• _PROBLEM TO WORK ON_
Copy out the data exactly, leaving the pictures behind.
"""
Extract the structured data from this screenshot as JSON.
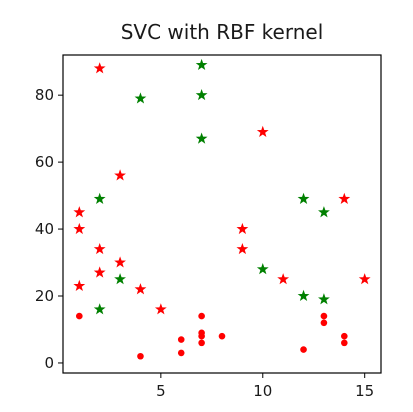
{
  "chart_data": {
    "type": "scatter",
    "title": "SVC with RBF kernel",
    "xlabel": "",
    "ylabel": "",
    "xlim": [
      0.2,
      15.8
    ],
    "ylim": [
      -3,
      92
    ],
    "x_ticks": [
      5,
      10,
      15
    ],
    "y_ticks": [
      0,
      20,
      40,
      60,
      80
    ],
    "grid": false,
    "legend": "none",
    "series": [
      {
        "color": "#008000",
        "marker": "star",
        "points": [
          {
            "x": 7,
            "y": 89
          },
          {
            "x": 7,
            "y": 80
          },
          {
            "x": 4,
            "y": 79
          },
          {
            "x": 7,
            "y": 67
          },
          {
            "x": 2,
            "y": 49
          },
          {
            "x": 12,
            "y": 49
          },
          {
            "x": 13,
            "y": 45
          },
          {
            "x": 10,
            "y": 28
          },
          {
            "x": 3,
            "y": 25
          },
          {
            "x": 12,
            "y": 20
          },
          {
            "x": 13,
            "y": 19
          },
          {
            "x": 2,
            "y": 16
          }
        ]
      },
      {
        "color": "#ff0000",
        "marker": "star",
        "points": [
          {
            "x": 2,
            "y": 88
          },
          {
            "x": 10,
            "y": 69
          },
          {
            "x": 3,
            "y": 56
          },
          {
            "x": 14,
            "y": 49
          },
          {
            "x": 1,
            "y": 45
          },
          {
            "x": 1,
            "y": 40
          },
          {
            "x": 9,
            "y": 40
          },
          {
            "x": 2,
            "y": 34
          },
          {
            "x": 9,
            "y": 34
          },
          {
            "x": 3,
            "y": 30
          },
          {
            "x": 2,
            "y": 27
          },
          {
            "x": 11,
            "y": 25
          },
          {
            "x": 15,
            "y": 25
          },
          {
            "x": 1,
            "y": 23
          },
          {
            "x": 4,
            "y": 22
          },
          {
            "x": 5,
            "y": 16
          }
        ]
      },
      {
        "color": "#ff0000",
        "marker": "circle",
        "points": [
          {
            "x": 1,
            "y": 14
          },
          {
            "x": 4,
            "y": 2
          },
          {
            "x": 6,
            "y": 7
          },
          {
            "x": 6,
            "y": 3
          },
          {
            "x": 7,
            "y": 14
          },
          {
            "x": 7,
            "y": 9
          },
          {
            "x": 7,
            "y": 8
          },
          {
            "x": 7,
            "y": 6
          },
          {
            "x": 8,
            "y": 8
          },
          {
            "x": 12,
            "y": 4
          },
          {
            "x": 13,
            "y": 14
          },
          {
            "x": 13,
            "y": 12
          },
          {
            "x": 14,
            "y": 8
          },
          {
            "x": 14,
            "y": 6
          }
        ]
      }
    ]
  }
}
"""
• _EXERCISE RESPONSE_
Extract the structured data from this screenshot as JSON.
{
  "chart_data": {
    "type": "scatter",
    "title": "SVC with RBF kernel",
    "xlabel": "",
    "ylabel": "",
    "xlim": [
      0.2,
      15.8
    ],
    "ylim": [
      -3,
      92
    ],
    "x_ticks": [
      5,
      10,
      15
    ],
    "y_ticks": [
      0,
      20,
      40,
      60,
      80
    ],
    "grid": false,
    "legend": "none",
    "series": [
      {
        "color": "#008000",
        "marker": "star",
        "points": [
          {
            "x": 7,
            "y": 89
          },
          {
            "x": 7,
            "y": 80
          },
          {
            "x": 4,
            "y": 79
          },
          {
            "x": 7,
            "y": 67
          },
          {
            "x": 2,
            "y": 49
          },
          {
            "x": 12,
            "y": 49
          },
          {
            "x": 13,
            "y": 45
          },
          {
            "x": 10,
            "y": 28
          },
          {
            "x": 3,
            "y": 25
          },
          {
            "x": 12,
            "y": 20
          },
          {
            "x": 13,
            "y": 19
          },
          {
            "x": 2,
            "y": 16
          }
        ]
      },
      {
        "color": "#ff0000",
        "marker": "star",
        "points": [
          {
            "x": 2,
            "y": 88
          },
          {
            "x": 10,
            "y": 69
          },
          {
            "x": 3,
            "y": 56
          },
          {
            "x": 14,
            "y": 49
          },
          {
            "x": 1,
            "y": 45
          },
          {
            "x": 1,
            "y": 40
          },
          {
            "x": 9,
            "y": 40
          },
          {
            "x": 2,
            "y": 34
          },
          {
            "x": 9,
            "y": 34
          },
          {
            "x": 3,
            "y": 30
          },
          {
            "x": 2,
            "y": 27
          },
          {
            "x": 11,
            "y": 25
          },
          {
            "x": 15,
            "y": 25
          },
          {
            "x": 1,
            "y": 23
          },
          {
            "x": 4,
            "y": 22
          },
          {
            "x": 5,
            "y": 16
          }
        ]
      },
      {
        "color": "#ff0000",
        "marker": "circle",
        "points": [
          {
            "x": 1,
            "y": 14
          },
          {
            "x": 4,
            "y": 2
          },
          {
            "x": 6,
            "y": 7
          },
          {
            "x": 6,
            "y": 3
          },
          {
            "x": 7,
            "y": 14
          },
          {
            "x": 7,
            "y": 9
          },
          {
            "x": 7,
            "y": 8
          },
          {
            "x": 7,
            "y": 6
          },
          {
            "x": 8,
            "y": 8
          },
          {
            "x": 12,
            "y": 4
          },
          {
            "x": 13,
            "y": 14
          },
          {
            "x": 13,
            "y": 12
          },
          {
            "x": 14,
            "y": 8
          },
          {
            "x": 14,
            "y": 6
          }
        ]
      }
    ]
  }
}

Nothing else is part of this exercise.